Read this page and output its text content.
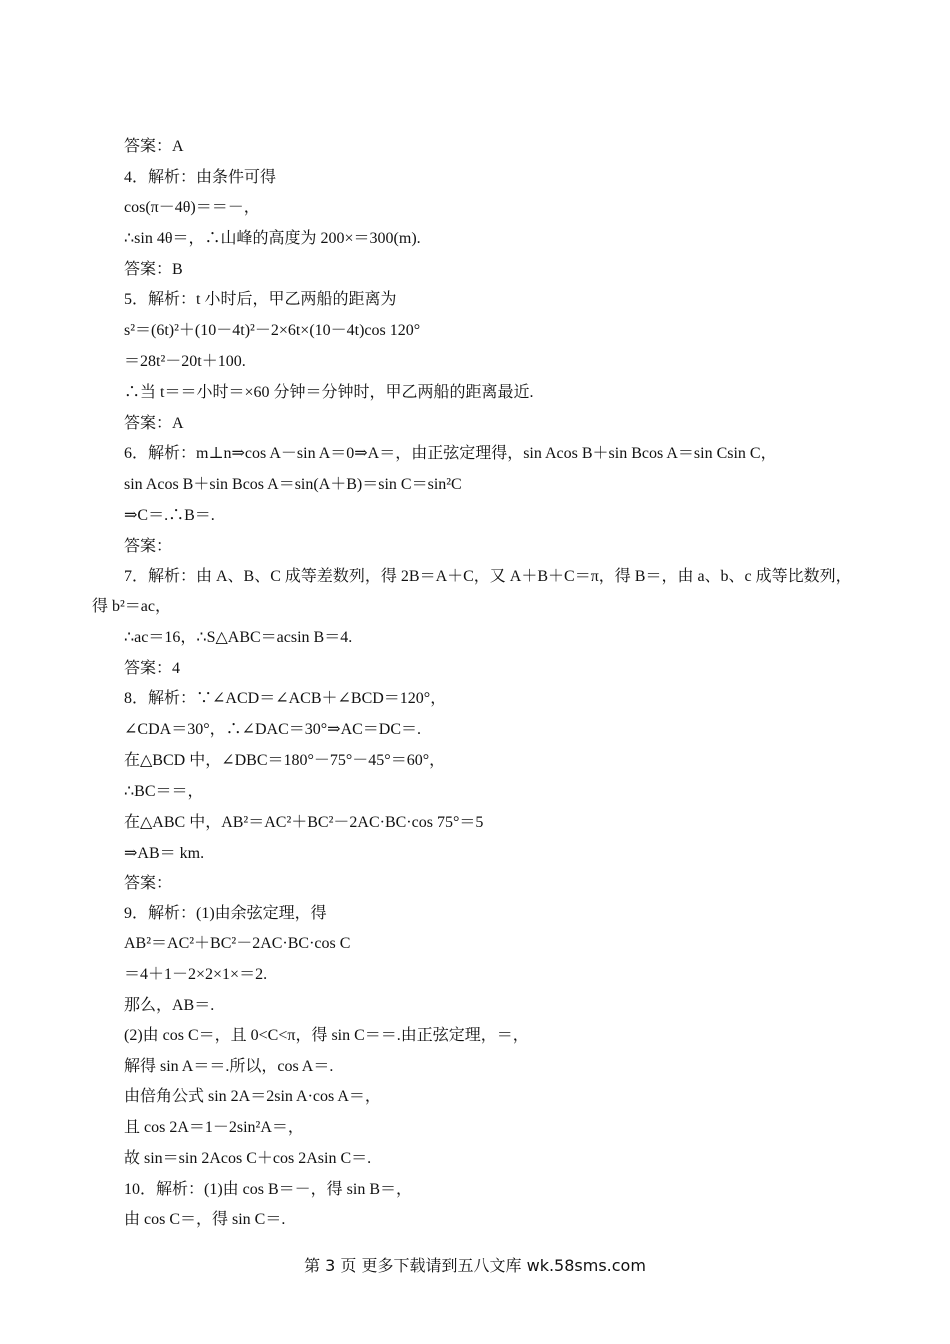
答案：A
4．解析：由条件可得
cos(π－4θ)＝＝－，
∴sin 4θ＝，∴山峰的高度为 200×＝300(m).
答案：B
5．解析：t 小时后，甲乙两船的距离为
s²＝(6t)²＋(10－4t)²－2×6t×(10－4t)cos 120°
＝28t²－20t＋100.
∴当 t＝＝小时＝×60 分钟＝分钟时，甲乙两船的距离最近.
答案：A
6．解析：m⊥n⇒cos A－sin A＝0⇒A＝，由正弦定理得，sin Acos B＋sin Bcos A＝sin Csin C，
sin Acos B＋sin Bcos A＝sin(A＋B)＝sin C＝sin²C
⇒C＝.∴B＝.
答案：
7．解析：由 A、B、C 成等差数列，得 2B＝A＋C，又 A＋B＋C＝π，得 B＝，由 a、b、c 成等比数列，
得 b²＝ac，
∴ac＝16，∴S△ABC＝acsin B＝4.
答案：4
8．解析：∵∠ACD＝∠ACB＋∠BCD＝120°，
∠CDA＝30°，∴∠DAC＝30°⇒AC＝DC＝.
在△BCD 中，∠DBC＝180°－75°－45°＝60°，
∴BC＝＝，
在△ABC 中，AB²＝AC²＋BC²－2AC·BC·cos 75°＝5
⇒AB＝ km.
答案：
9．解析：(1)由余弦定理，得
AB²＝AC²＋BC²－2AC·BC·cos C
＝4＋1－2×2×1×＝2.
那么，AB＝.
(2)由 cos C＝，且 0<C<π，得 sin C＝＝.由正弦定理，＝，
解得 sin A＝＝.所以，cos A＝.
由倍角公式 sin 2A＝2sin A·cos A＝，
且 cos 2A＝1－2sin²A＝，
故 sin＝sin 2Acos C＋cos 2Asin C＝.
10．解析：(1)由 cos B＝－，得 sin B＝，
由 cos C＝，得 sin C＝.
第 3 页 更多下载请到五八文库 wk.58sms.com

(WHAT IS ASKED): Pick out every line of the listing containing the word "Bcos", and show those lines.

(THE SOLUTION):
6．解析：m⊥n⇒cos A－sin A＝0⇒A＝，由正弦定理得，sin Acos B＋sin Bcos A＝sin Csin C，
sin Acos B＋sin Bcos A＝sin(A＋B)＝sin C＝sin²C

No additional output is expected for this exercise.